[Collection entries]
-.-.-

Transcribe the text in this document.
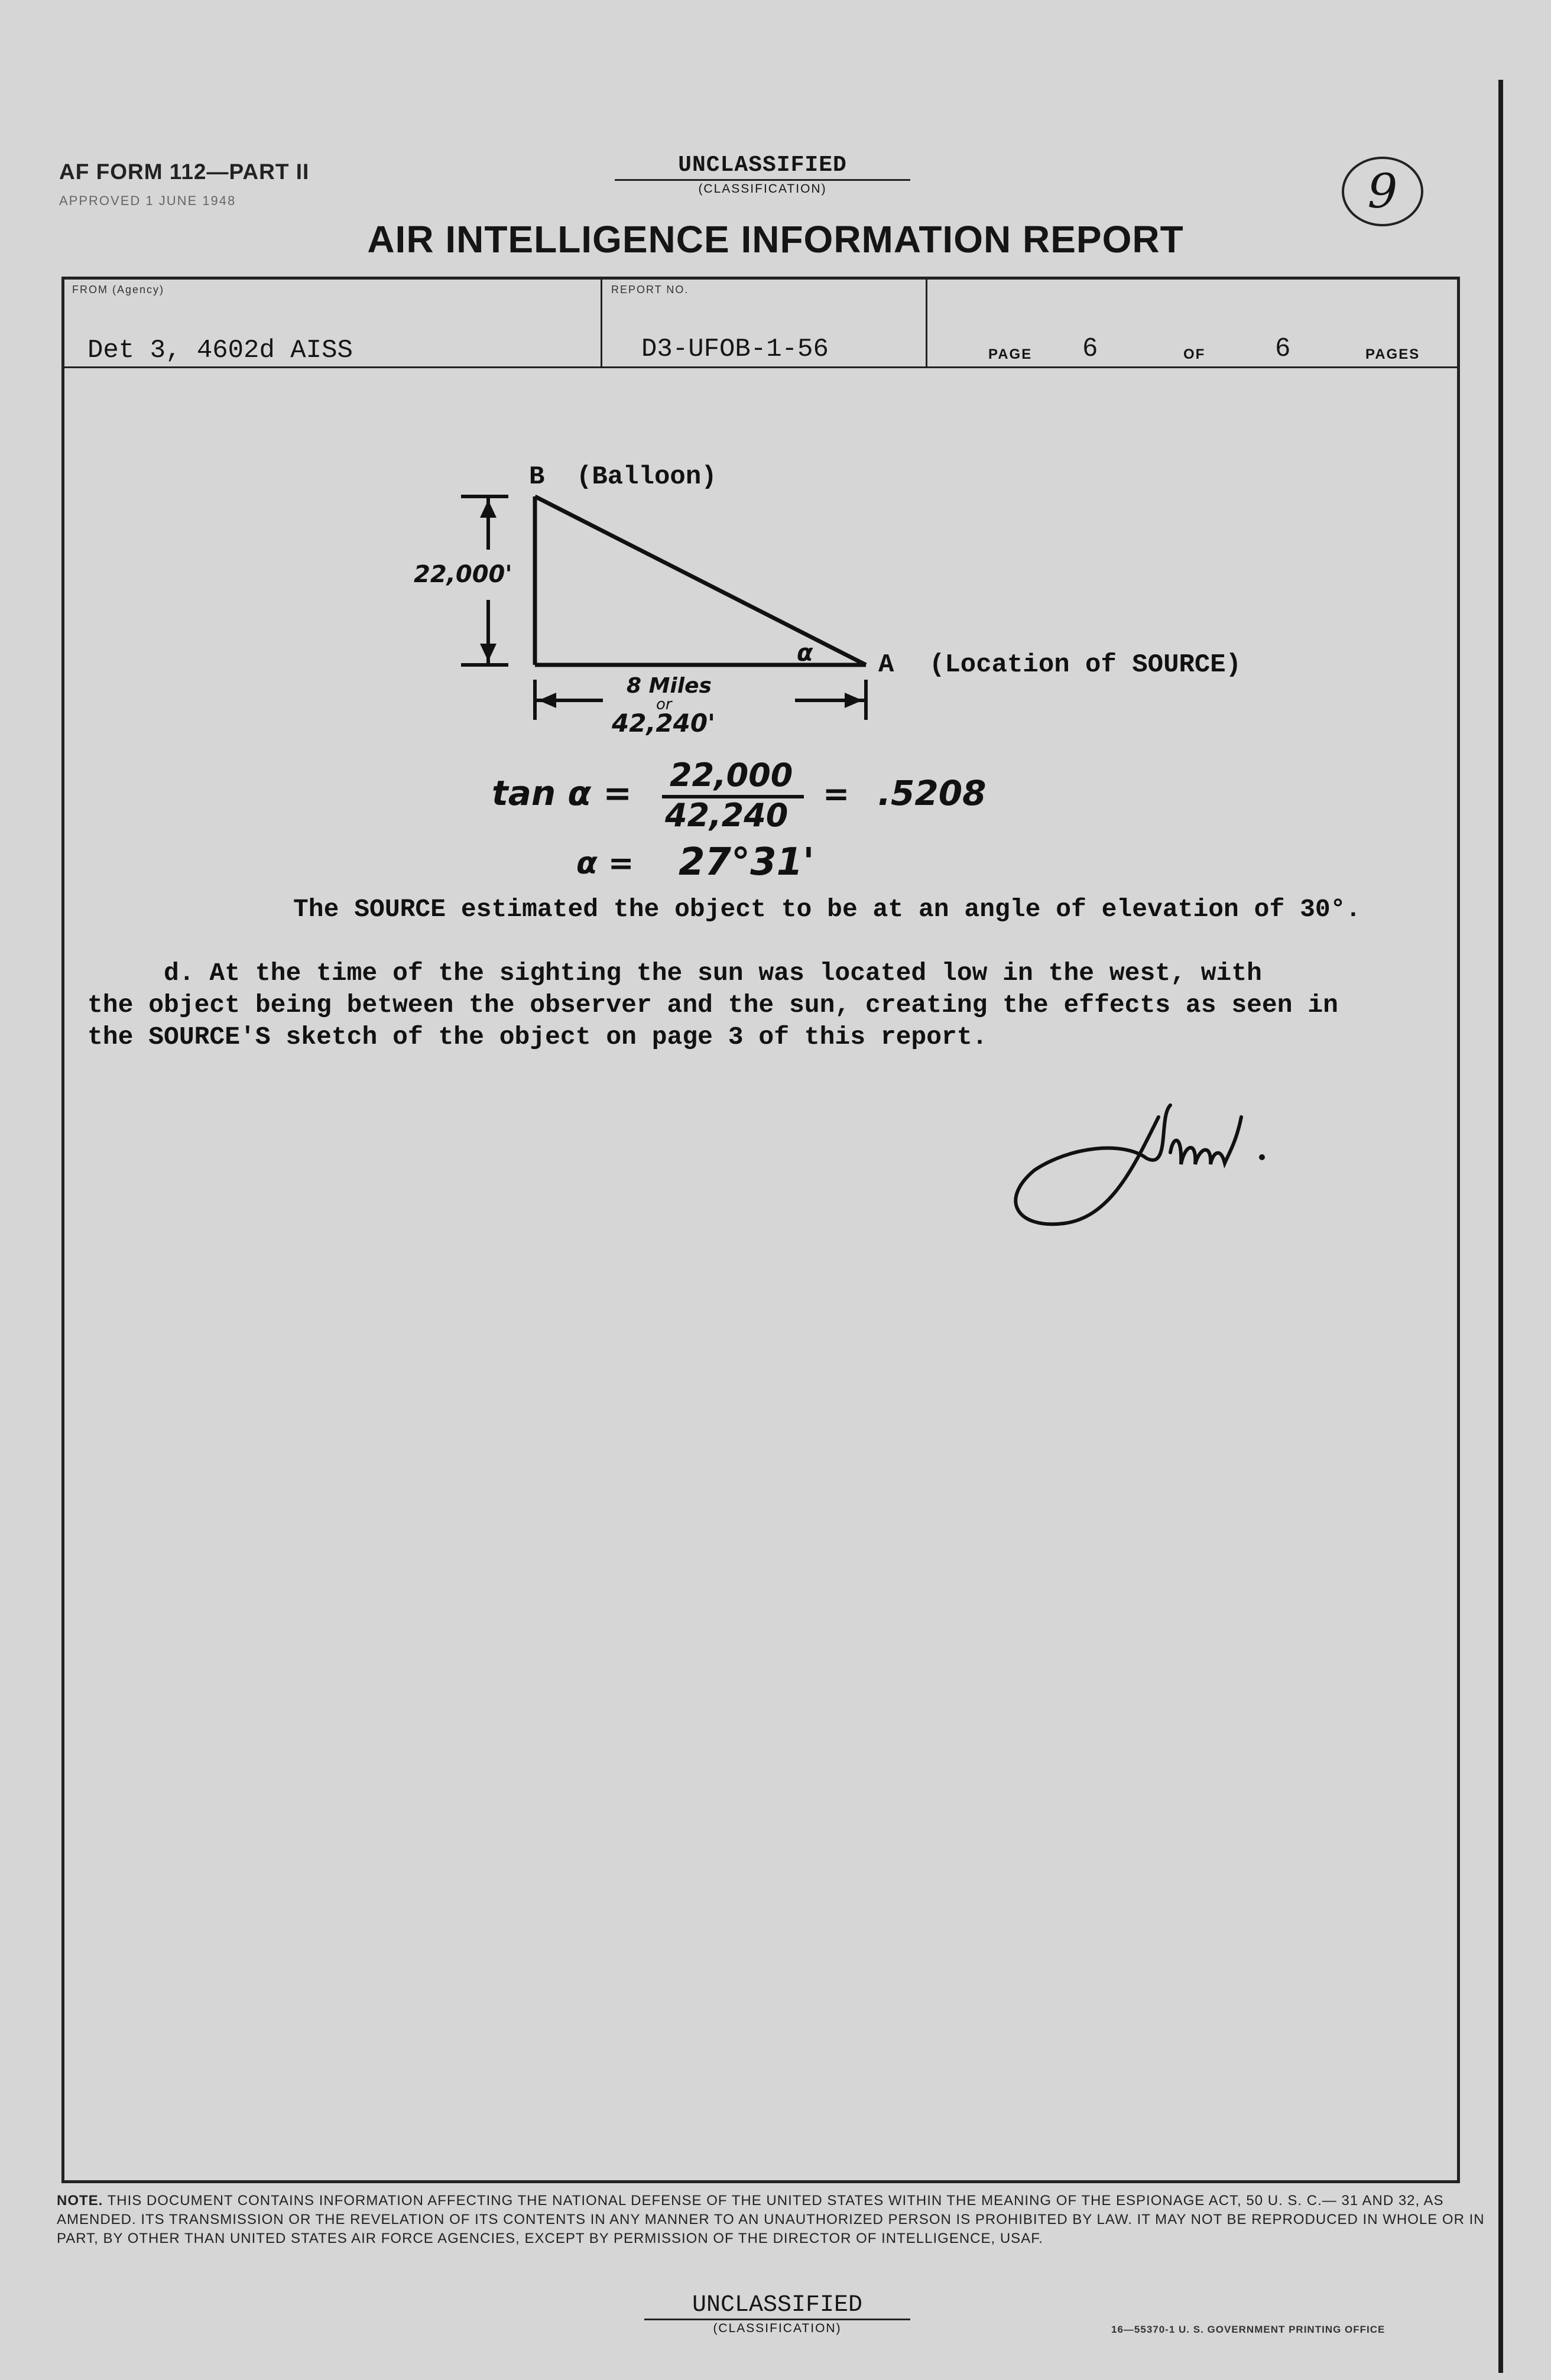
AF FORM 112—PART II
APPROVED 1 JUNE 1948
UNCLASSIFIED
(CLASSIFICATION)	9
AIR INTELLIGENCE INFORMATION REPORT
FROM (Agency)
Det 3, 4602d AISS
REPORT NO.
D3-UFOB-1-56	PAGE 6	OF	6	PAGES
B (Balloon)
A (Location of SOURCE)
22,000'
α
8 Miles
or
42,240'
tan α = 22,000
42,240
= .5208
α = 27°31'
The SOURCE estimated the object to be at an angle of elevation of 30°.
d. At the time of the sighting the sun was located low in the west, with
the object being between the observer and the sun, creating the effects as seen in
the SOURCE'S sketch of the object on page 3 of this report.
NOTE. THIS DOCUMENT CONTAINS INFORMATION AFFECTING THE NATIONAL DEFENSE OF THE UNITED STATES WITHIN THE MEANING OF THE ESPIONAGE ACT, 50 U. S. C.— 31 AND 32, AS AMENDED. ITS TRANSMISSION OR THE REVELATION OF ITS CONTENTS IN ANY MANNER TO AN UNAUTHORIZED PERSON IS PROHIBITED BY LAW. IT MAY NOT BE REPRODUCED IN WHOLE OR IN PART, BY OTHER THAN UNITED STATES AIR FORCE AGENCIES, EXCEPT BY PERMISSION OF THE DIRECTOR OF INTELLIGENCE, USAF.
UNCLASSIFIED
(CLASSIFICATION)	16—55370-1 U. S. GOVERNMENT PRINTING OFFICE
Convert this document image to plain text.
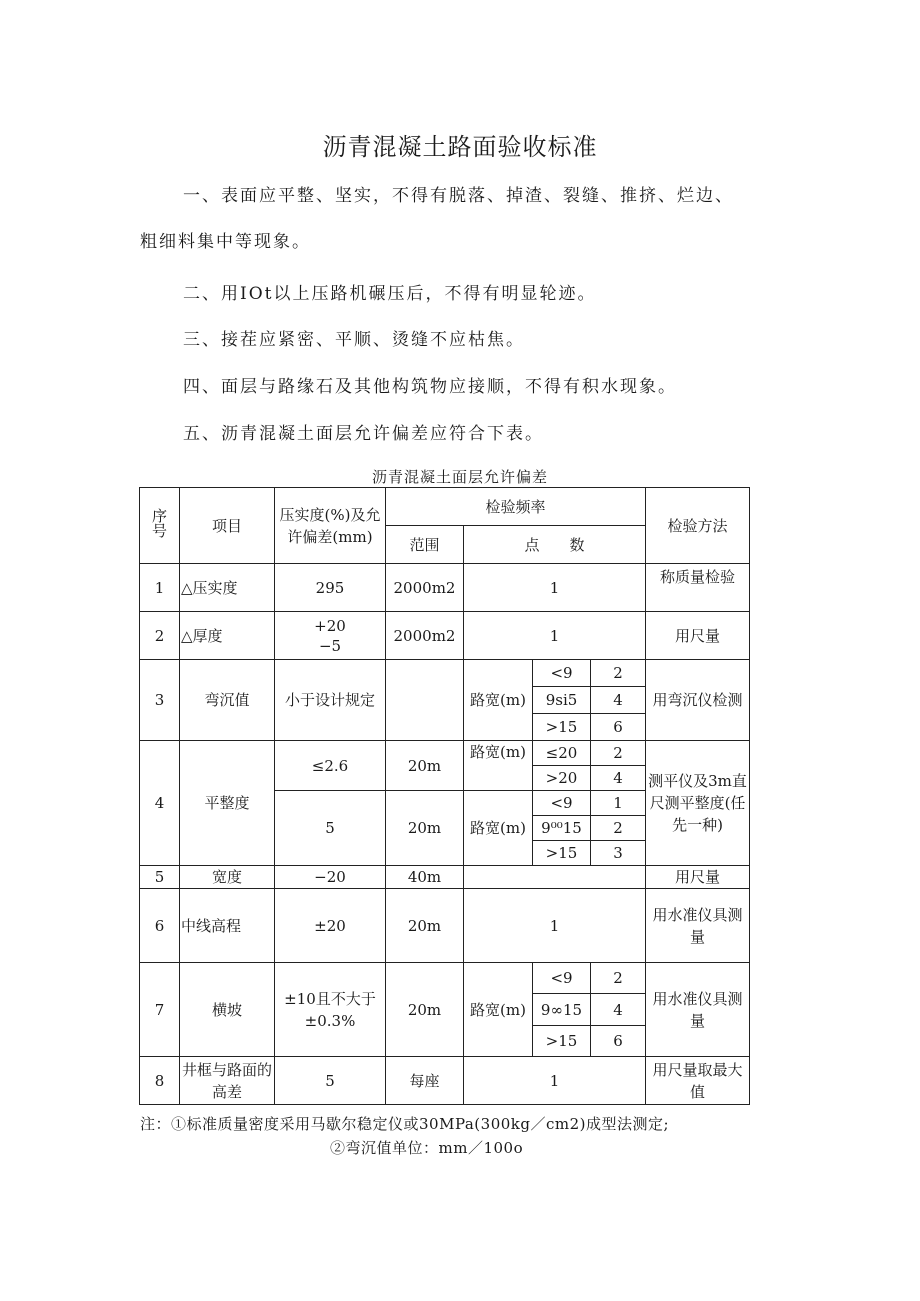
沥青混凝土路面验收标准
一、表面应平整、坚实，不得有脱落、掉渣、裂缝、推挤、烂边、
粗细料集中等现象。
二、用IOt以上压路机碾压后，不得有明显轮迹。
三、接茬应紧密、平顺、烫缝不应枯焦。
四、面层与路缘石及其他构筑物应接顺，不得有积水现象。
五、沥青混凝土面层允许偏差应符合下表。
沥青混凝土面层允许偏差
序号	项目	压实度(%)及允许偏差(mm)	检验频率				检验方法
			范围	点　　数			
1	△压实度	295	2000m2	1			称质量检验
2	△厚度	+20
−5	2000m2	1			用尺量
3	弯沉值	小于设计规定		路宽(m)	<9	2	用弯沉仪检测
					9si5	4	
					>15	6	
4	平整度	≤2.6	20m	路宽(m)	≤20	2	测平仪及3m直尺测平整度(任先一种)
					>20	4	
		5	20m	路宽(m)	<9	1	
					9⁰⁰15	2	
					>15	3	
5	宽度	−20	40m				用尺量
6	中线高程	±20	20m	1			用水准仪具测量
7	横坡	±10且不大于±0.3%	20m	路宽(m)	<9	2	用水准仪具测量
					9∞15	4	
					>15	6	
8	井框与路面的高差	5	每座	1			用尺量取最大值
注：①标准质量密度采用马歇尔稳定仪或30MPa(300kg／cm2)成型法测定;
②弯沉值单位：mm／100o
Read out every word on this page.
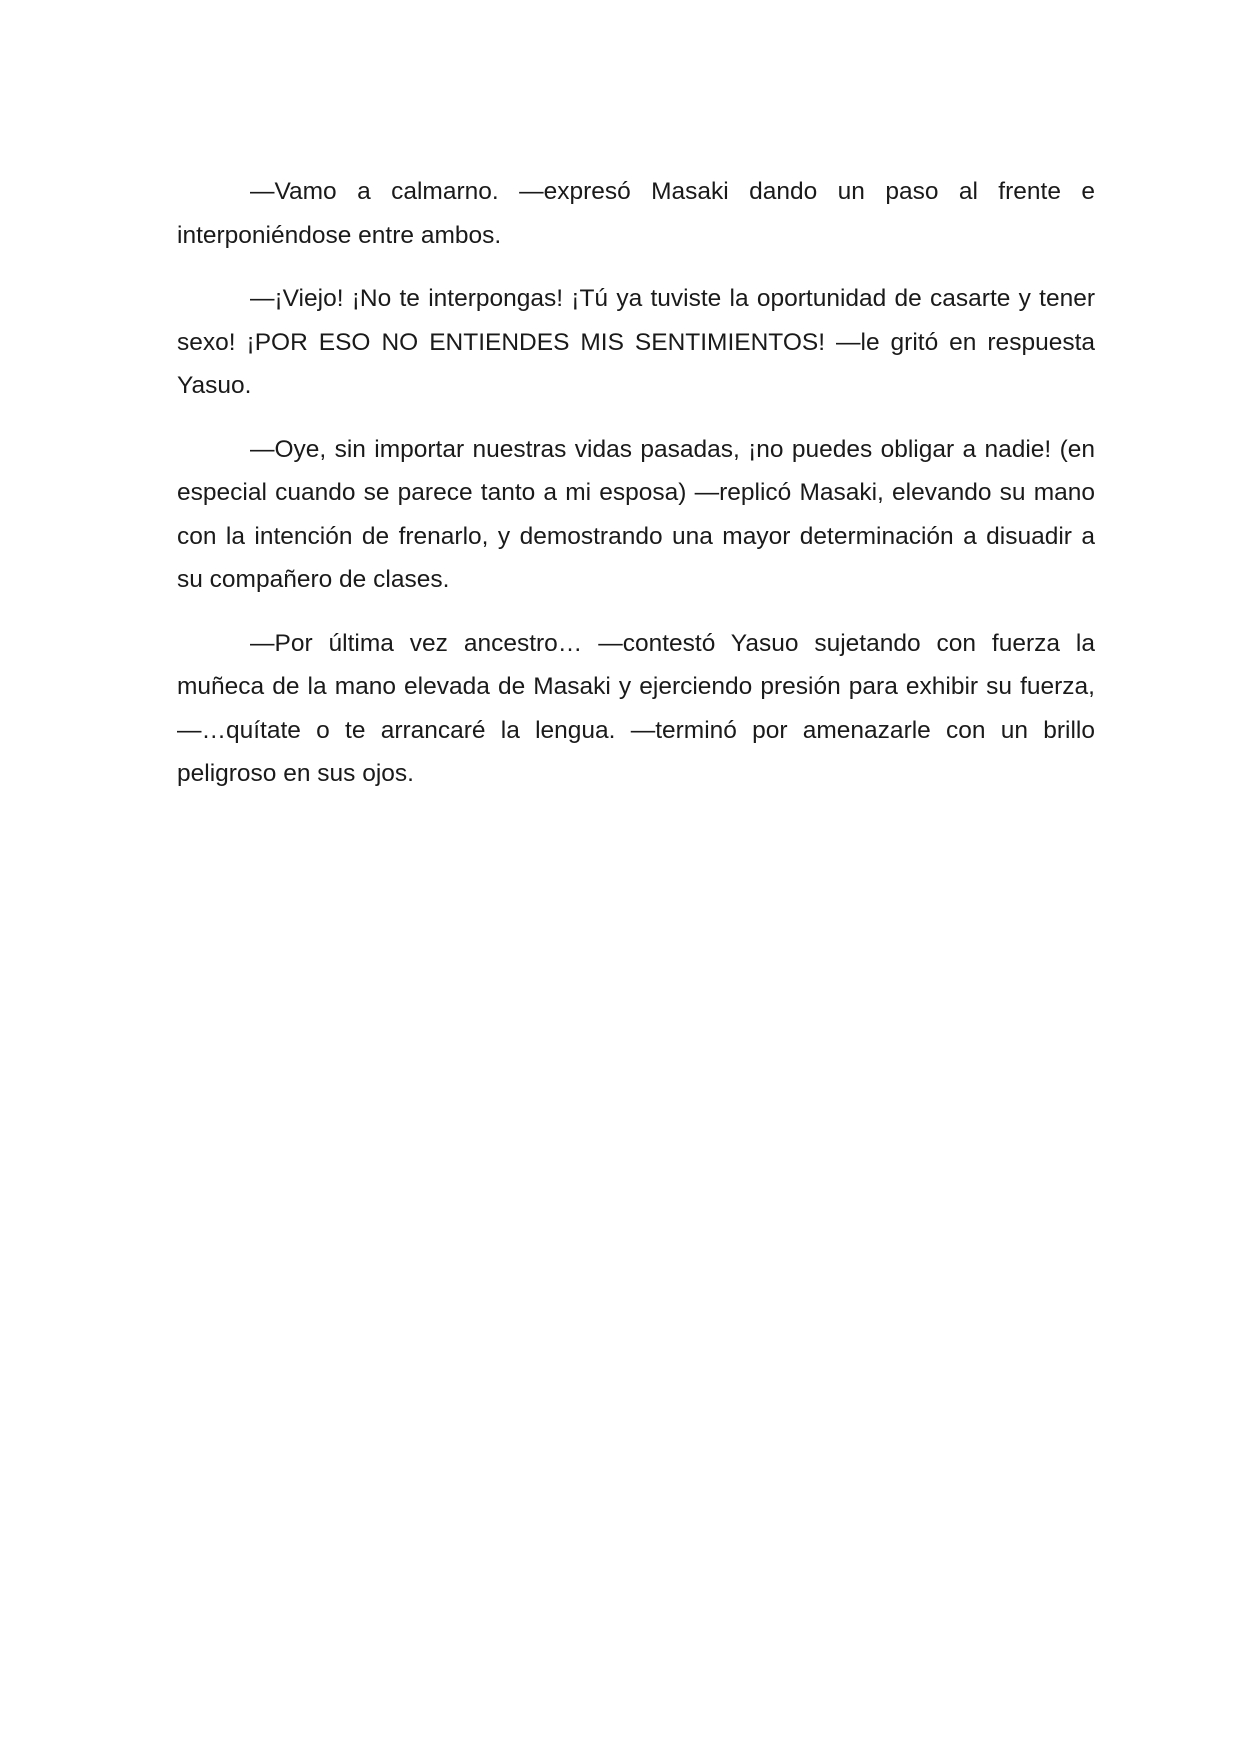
—Vamo a calmarno. —expresó Masaki dando un paso al frente e interponiéndose entre ambos.

—¡Viejo! ¡No te interpongas! ¡Tú ya tuviste la oportunidad de casarte y tener sexo! ¡POR ESO NO ENTIENDES MIS SENTIMIENTOS! —le gritó en respuesta Yasuo.

—Oye, sin importar nuestras vidas pasadas, ¡no puedes obligar a nadie! (en especial cuando se parece tanto a mi esposa) —replicó Masaki, elevando su mano con la intención de frenarlo, y demostrando una mayor determinación a disuadir a su compañero de clases.

—Por última vez ancestro… —contestó Yasuo sujetando con fuerza la muñeca de la mano elevada de Masaki y ejerciendo presión para exhibir su fuerza, —…quítate o te arrancaré la lengua. —terminó por amenazarle con un brillo peligroso en sus ojos.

-.-.-

- Brief
Each entry above is to be written out again unchanged, apart from the pictures, which are left out.

- Complete response
Transcribe the text in this document.
AF FORM 112—PART II
APPROVED 1 JUNE 1948
UNCLASSIFIED
(CLASSIFICATION)	9
AIR INTELLIGENCE INFORMATION REPORT
FROM (Agency)
Det 3, 4602d AISS
REPORT NO.
D3-UFOB-1-56	PAGE 6	OF	6	PAGES
B (Balloon)
A (Location of SOURCE)
22,000'
α
8 Miles
or
42,240'
tan α = 22,000
42,240
= .5208
α = 27°31'
The SOURCE estimated the object to be at an angle of elevation of 30°.
d. At the time of the sighting the sun was located low in the west, with
the object being between the observer and the sun, creating the effects as seen in
the SOURCE'S sketch of the object on page 3 of this report.
NOTE. THIS DOCUMENT CONTAINS INFORMATION AFFECTING THE NATIONAL DEFENSE OF THE UNITED STATES WITHIN THE MEANING OF THE ESPIONAGE ACT, 50 U. S. C.— 31 AND 32, AS AMENDED. ITS TRANSMISSION OR THE REVELATION OF ITS CONTENTS IN ANY MANNER TO AN UNAUTHORIZED PERSON IS PROHIBITED BY LAW. IT MAY NOT BE REPRODUCED IN WHOLE OR IN PART, BY OTHER THAN UNITED STATES AIR FORCE AGENCIES, EXCEPT BY PERMISSION OF THE DIRECTOR OF INTELLIGENCE, USAF.
UNCLASSIFIED
(CLASSIFICATION)	16—55370-1 U. S. GOVERNMENT PRINTING OFFICE
Convert this document image to plain text.
沥青混凝土路面验收标准
一、表面应平整、坚实，不得有脱落、掉渣、裂缝、推挤、烂边、
粗细料集中等现象。
二、用IOt以上压路机碾压后，不得有明显轮迹。
三、接茬应紧密、平顺、烫缝不应枯焦。
四、面层与路缘石及其他构筑物应接顺，不得有积水现象。
五、沥青混凝土面层允许偏差应符合下表。
沥青混凝土面层允许偏差
序号	项目	压实度(%)及允许偏差(mm)	检验频率				检验方法
			范围	点　　数			
1	△压实度	295	2000m2	1			称质量检验
2	△厚度	+20
−5	2000m2	1			用尺量
3	弯沉值	小于设计规定		路宽(m)	<9	2	用弯沉仪检测
					9si5	4	
					>15	6	
4	平整度	≤2.6	20m	路宽(m)	≤20	2	测平仪及3m直尺测平整度(任先一种)
					>20	4	
		5	20m	路宽(m)	<9	1	
					9⁰⁰15	2	
					>15	3	
5	宽度	−20	40m				用尺量
6	中线高程	±20	20m	1			用水准仪具测量
7	横坡	±10且不大于±0.3%	20m	路宽(m)	<9	2	用水准仪具测量
					9∞15	4	
					>15	6	
8	井框与路面的高差	5	每座	1			用尺量取最大值
注：①标准质量密度采用马歇尔稳定仪或30MPa(300kg／cm2)成型法测定;
②弯沉值单位：mm／100o
Read out every word on this page.
—Vamo a calmarno. —expresó Masaki dando un paso al frente e interponiéndose entre ambos.

—¡Viejo! ¡No te interpongas! ¡Tú ya tuviste la oportunidad de casarte y tener sexo! ¡POR ESO NO ENTIENDES MIS SENTIMIENTOS! —le gritó en respuesta Yasuo.

—Oye, sin importar nuestras vidas pasadas, ¡no puedes obligar a nadie! (en especial cuando se parece tanto a mi esposa) —replicó Masaki, elevando su mano con la intención de frenarlo, y demostrando una mayor determinación a disuadir a su compañero de clases.

—Por última vez ancestro… —contestó Yasuo sujetando con fuerza la muñeca de la mano elevada de Masaki y ejerciendo presión para exhibir su fuerza, —…quítate o te arrancaré la lengua. —terminó por amenazarle con un brillo peligroso en sus ojos.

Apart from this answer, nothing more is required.